» **Provided entries**:
····················

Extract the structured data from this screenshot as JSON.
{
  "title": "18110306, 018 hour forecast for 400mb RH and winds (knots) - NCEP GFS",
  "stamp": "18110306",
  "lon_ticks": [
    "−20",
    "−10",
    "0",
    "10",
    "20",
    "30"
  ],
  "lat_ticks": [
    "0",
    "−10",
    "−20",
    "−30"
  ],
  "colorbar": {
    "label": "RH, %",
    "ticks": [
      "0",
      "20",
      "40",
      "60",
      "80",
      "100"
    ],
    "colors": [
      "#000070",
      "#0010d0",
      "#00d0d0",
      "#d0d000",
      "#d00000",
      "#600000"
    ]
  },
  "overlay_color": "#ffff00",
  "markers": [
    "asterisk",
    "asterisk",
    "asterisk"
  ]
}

····················

Restate the whole listing exactly, leaving out nothing.

» **Correct response**:
Extract the structured data from this screenshot as JSON.
{
  "title": "18110306, 018 hour forecast for 400mb RH and winds (knots) - NCEP GFS",
  "stamp": "18110306",
  "lon_ticks": [
    "−20",
    "−10",
    "0",
    "10",
    "20",
    "30"
  ],
  "lat_ticks": [
    "0",
    "−10",
    "−20",
    "−30"
  ],
  "colorbar": {
    "label": "RH, %",
    "ticks": [
      "0",
      "20",
      "40",
      "60",
      "80",
      "100"
    ],
    "colors": [
      "#000070",
      "#0010d0",
      "#00d0d0",
      "#d0d000",
      "#d00000",
      "#600000"
    ]
  },
  "overlay_color": "#ffff00",
  "markers": [
    "asterisk",
    "asterisk",
    "asterisk"
  ]
}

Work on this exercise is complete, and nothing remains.